• [PROMPT]: The forum thread names the hardware parts that Hermann thinks might be defective. List every one of them.

• [READING TEXT]:
---*---

My BIOS has the default values, so no overclocking or the like. Did you
do any alterations? Did you in some way disable C6?

Maybe this is really some defect (mainboard, RAM, cpu, power supply...)
- since my posting I managed to crash node 2, however, node 1 + node 3
are stable.

BTW - did you manage to get ECC running? I do have ECC memory but it
does not seem to be detected. Maybe this is due to the AMD Ryzen 3 3200G
- I read somewhere that the CPUs with integrated graphic do not report ECC?

Can you perhaps send me the other components of your system?

The board itself + the AMD CPUs are a very price-efficient combination.
The onboard 10GBit ethernet is great for ceph, I get quite good I/O
speeds. If things get stable, it's a perfect combination for a cost
efficient HA cluster, I think.

Best Regards,
Hermann

Am 07.09.20 um 13:21 schrieb Wolfgang Link:
> Hi Hermann,
> 
> this board with this Bios version and an Ryzen 9 3900X is running perfectly over 4 month, also with very high load in the VM.
> 
> What have you set at BIOS?
> 
> Regards
> 
> Wolfgang
>> On 09/04/2020 4:45 PM Hermann Himmelbauer <hermann@qwer.tk> wrote:
>>
>>  
>> Dear Proxmox users,
>>
>> I'm trying to install a 3-node cluster (latest proxmox/ceph) and
>> experience random freezes. The node can either be completely frozen (no
>> blinking cursor on console, no ping) or can get somewhat blocked / slow etc.

---*---

• [MATERIAL]:

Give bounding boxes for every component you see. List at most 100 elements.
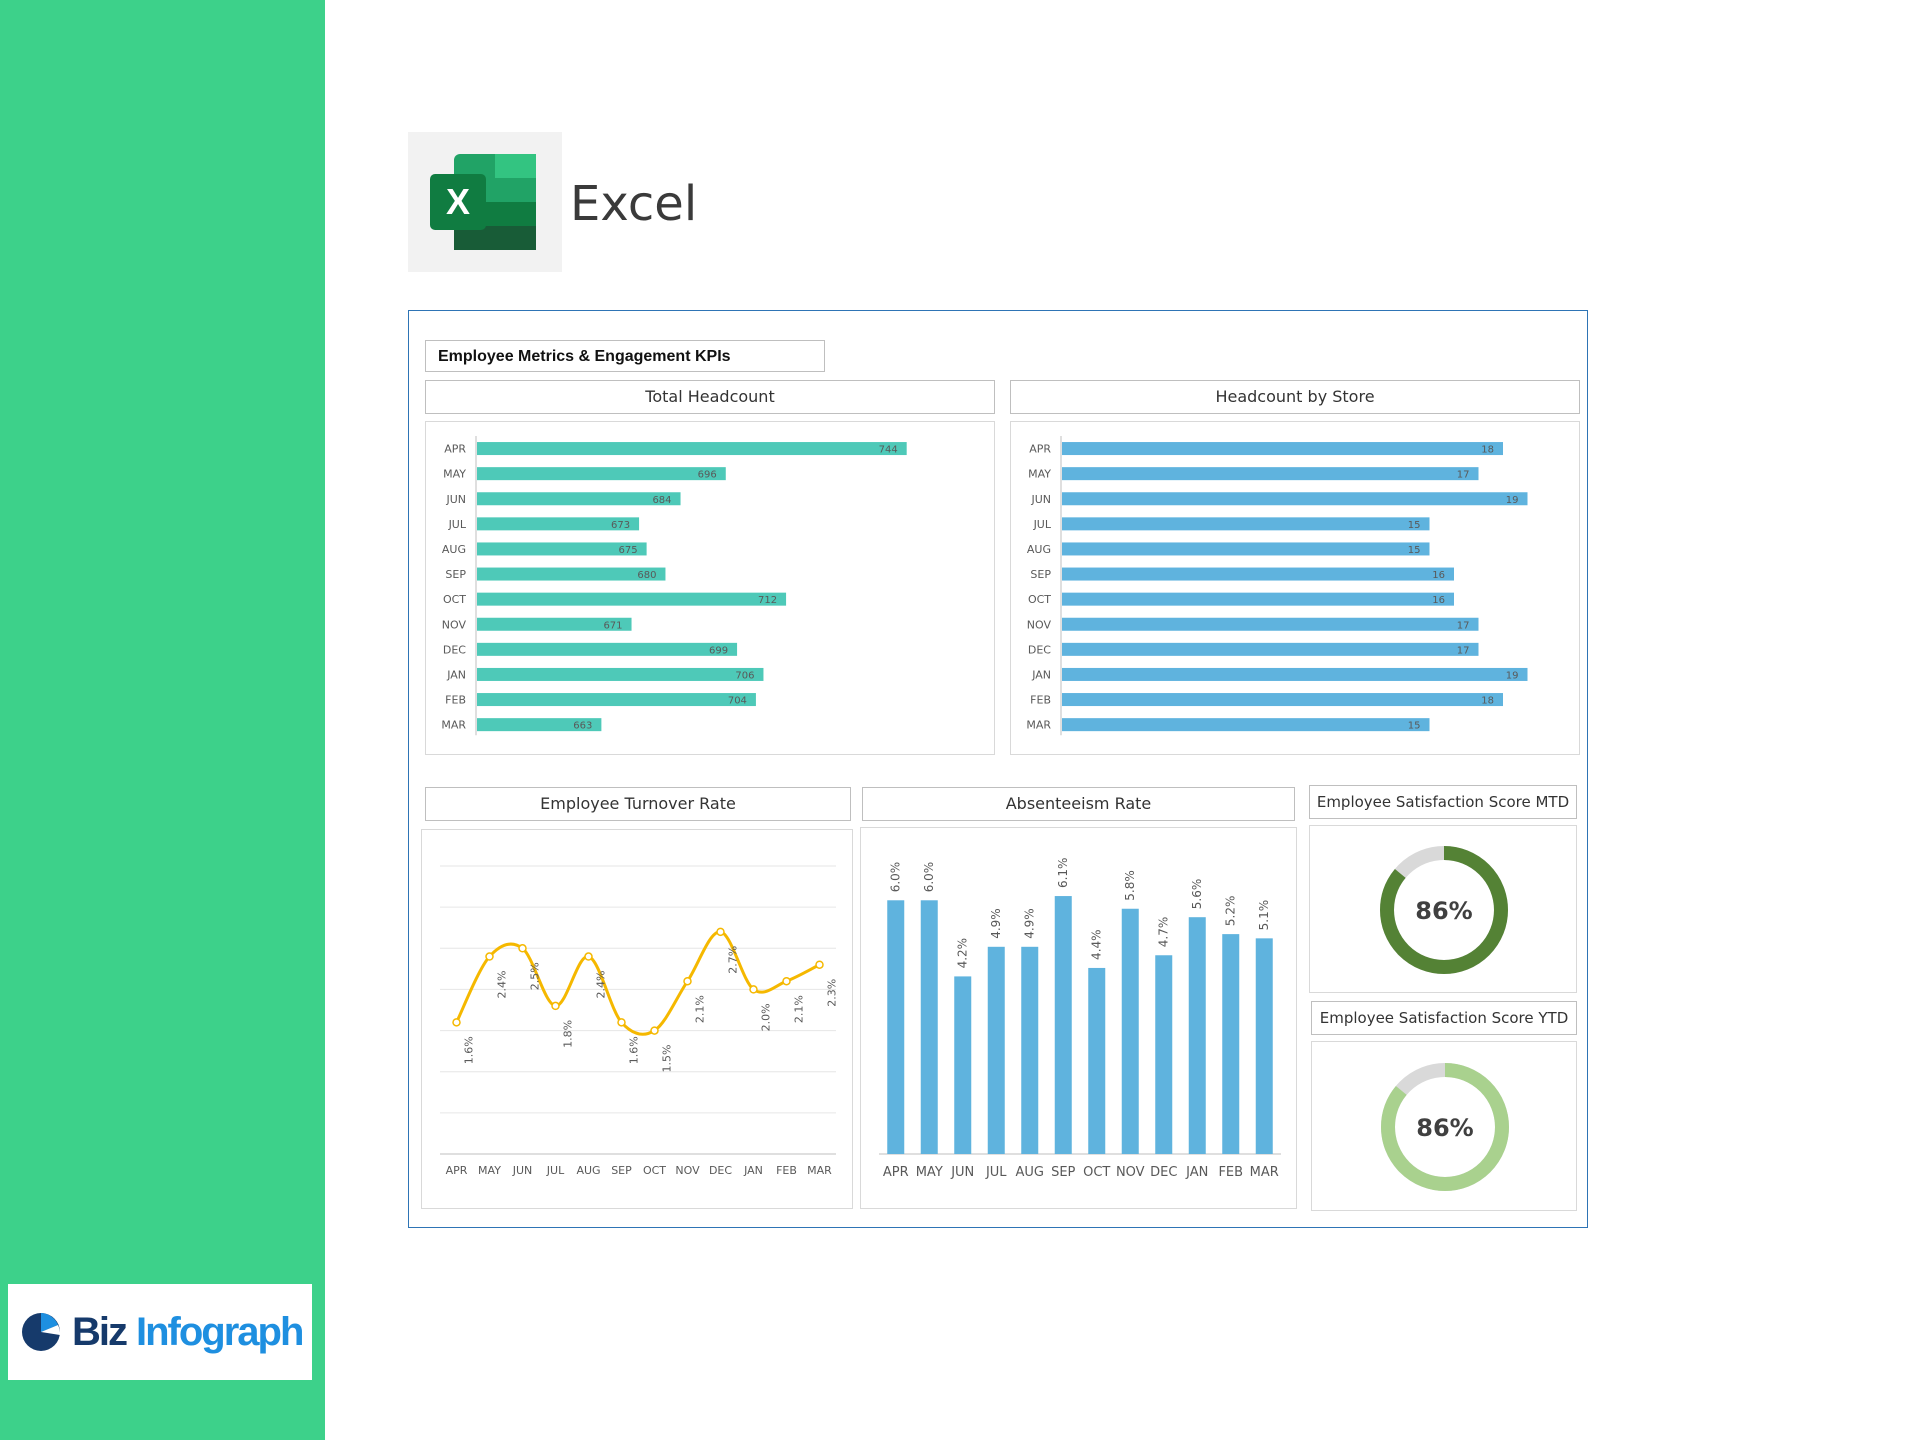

---*---

• [ANSWER]: Mainboard, RAM, CPU, power supply